* _YOUR TASK_
Repeat everything in the material exactly.
====
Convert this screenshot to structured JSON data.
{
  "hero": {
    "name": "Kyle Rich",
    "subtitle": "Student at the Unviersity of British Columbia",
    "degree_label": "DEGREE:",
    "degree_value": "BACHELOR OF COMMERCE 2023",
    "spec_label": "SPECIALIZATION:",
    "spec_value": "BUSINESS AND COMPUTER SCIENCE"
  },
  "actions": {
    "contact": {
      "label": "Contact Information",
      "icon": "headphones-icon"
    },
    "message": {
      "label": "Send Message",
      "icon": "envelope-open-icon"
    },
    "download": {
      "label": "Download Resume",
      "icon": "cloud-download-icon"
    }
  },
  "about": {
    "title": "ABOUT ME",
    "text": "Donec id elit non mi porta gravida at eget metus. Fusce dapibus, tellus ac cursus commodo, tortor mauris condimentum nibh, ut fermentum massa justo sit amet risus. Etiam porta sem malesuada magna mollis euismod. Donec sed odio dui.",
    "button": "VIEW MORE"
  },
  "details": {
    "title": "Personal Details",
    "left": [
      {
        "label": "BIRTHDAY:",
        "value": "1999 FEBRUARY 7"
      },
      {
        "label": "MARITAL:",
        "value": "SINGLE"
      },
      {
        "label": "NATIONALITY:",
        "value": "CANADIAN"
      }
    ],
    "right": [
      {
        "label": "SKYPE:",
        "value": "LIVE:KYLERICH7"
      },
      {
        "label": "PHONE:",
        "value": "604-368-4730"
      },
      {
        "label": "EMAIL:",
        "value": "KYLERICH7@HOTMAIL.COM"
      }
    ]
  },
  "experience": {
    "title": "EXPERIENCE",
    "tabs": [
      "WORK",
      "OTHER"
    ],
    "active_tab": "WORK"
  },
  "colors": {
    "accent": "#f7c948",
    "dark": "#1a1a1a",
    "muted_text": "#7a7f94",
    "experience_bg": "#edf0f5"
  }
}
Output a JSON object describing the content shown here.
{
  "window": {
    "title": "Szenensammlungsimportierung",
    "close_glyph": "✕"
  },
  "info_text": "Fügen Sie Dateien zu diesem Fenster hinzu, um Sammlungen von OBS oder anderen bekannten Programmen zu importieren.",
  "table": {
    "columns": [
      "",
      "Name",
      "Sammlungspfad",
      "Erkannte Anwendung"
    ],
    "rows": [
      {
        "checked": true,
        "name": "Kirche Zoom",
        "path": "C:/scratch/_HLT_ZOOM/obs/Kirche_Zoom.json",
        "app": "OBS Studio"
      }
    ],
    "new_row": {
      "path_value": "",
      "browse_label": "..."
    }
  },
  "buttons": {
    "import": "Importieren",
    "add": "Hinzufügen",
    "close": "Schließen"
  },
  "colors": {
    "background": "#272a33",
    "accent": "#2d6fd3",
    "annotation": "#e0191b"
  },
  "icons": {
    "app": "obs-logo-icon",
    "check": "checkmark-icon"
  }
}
====
* _EXERCISE OUTPUT_
Convert this screenshot to structured JSON data.
{
  "hero": {
    "name": "Kyle Rich",
    "subtitle": "Student at the Unviersity of British Columbia",
    "degree_label": "DEGREE:",
    "degree_value": "BACHELOR OF COMMERCE 2023",
    "spec_label": "SPECIALIZATION:",
    "spec_value": "BUSINESS AND COMPUTER SCIENCE"
  },
  "actions": {
    "contact": {
      "label": "Contact Information",
      "icon": "headphones-icon"
    },
    "message": {
      "label": "Send Message",
      "icon": "envelope-open-icon"
    },
    "download": {
      "label": "Download Resume",
      "icon": "cloud-download-icon"
    }
  },
  "about": {
    "title": "ABOUT ME",
    "text": "Donec id elit non mi porta gravida at eget metus. Fusce dapibus, tellus ac cursus commodo, tortor mauris condimentum nibh, ut fermentum massa justo sit amet risus. Etiam porta sem malesuada magna mollis euismod. Donec sed odio dui.",
    "button": "VIEW MORE"
  },
  "details": {
    "title": "Personal Details",
    "left": [
      {
        "label": "BIRTHDAY:",
        "value": "1999 FEBRUARY 7"
      },
      {
        "label": "MARITAL:",
        "value": "SINGLE"
      },
      {
        "label": "NATIONALITY:",
        "value": "CANADIAN"
      }
    ],
    "right": [
      {
        "label": "SKYPE:",
        "value": "LIVE:KYLERICH7"
      },
      {
        "label": "PHONE:",
        "value": "604-368-4730"
      },
      {
        "label": "EMAIL:",
        "value": "KYLERICH7@HOTMAIL.COM"
      }
    ]
  },
  "experience": {
    "title": "EXPERIENCE",
    "tabs": [
      "WORK",
      "OTHER"
    ],
    "active_tab": "WORK"
  },
  "colors": {
    "accent": "#f7c948",
    "dark": "#1a1a1a",
    "muted_text": "#7a7f94",
    "experience_bg": "#edf0f5"
  }
}
Output a JSON object describing the content shown here.
{
  "window": {
    "title": "Szenensammlungsimportierung",
    "close_glyph": "✕"
  },
  "info_text": "Fügen Sie Dateien zu diesem Fenster hinzu, um Sammlungen von OBS oder anderen bekannten Programmen zu importieren.",
  "table": {
    "columns": [
      "",
      "Name",
      "Sammlungspfad",
      "Erkannte Anwendung"
    ],
    "rows": [
      {
        "checked": true,
        "name": "Kirche Zoom",
        "path": "C:/scratch/_HLT_ZOOM/obs/Kirche_Zoom.json",
        "app": "OBS Studio"
      }
    ],
    "new_row": {
      "path_value": "",
      "browse_label": "..."
    }
  },
  "buttons": {
    "import": "Importieren",
    "add": "Hinzufügen",
    "close": "Schließen"
  },
  "colors": {
    "background": "#272a33",
    "accent": "#2d6fd3",
    "annotation": "#e0191b"
  },
  "icons": {
    "app": "obs-logo-icon",
    "check": "checkmark-icon"
  }
}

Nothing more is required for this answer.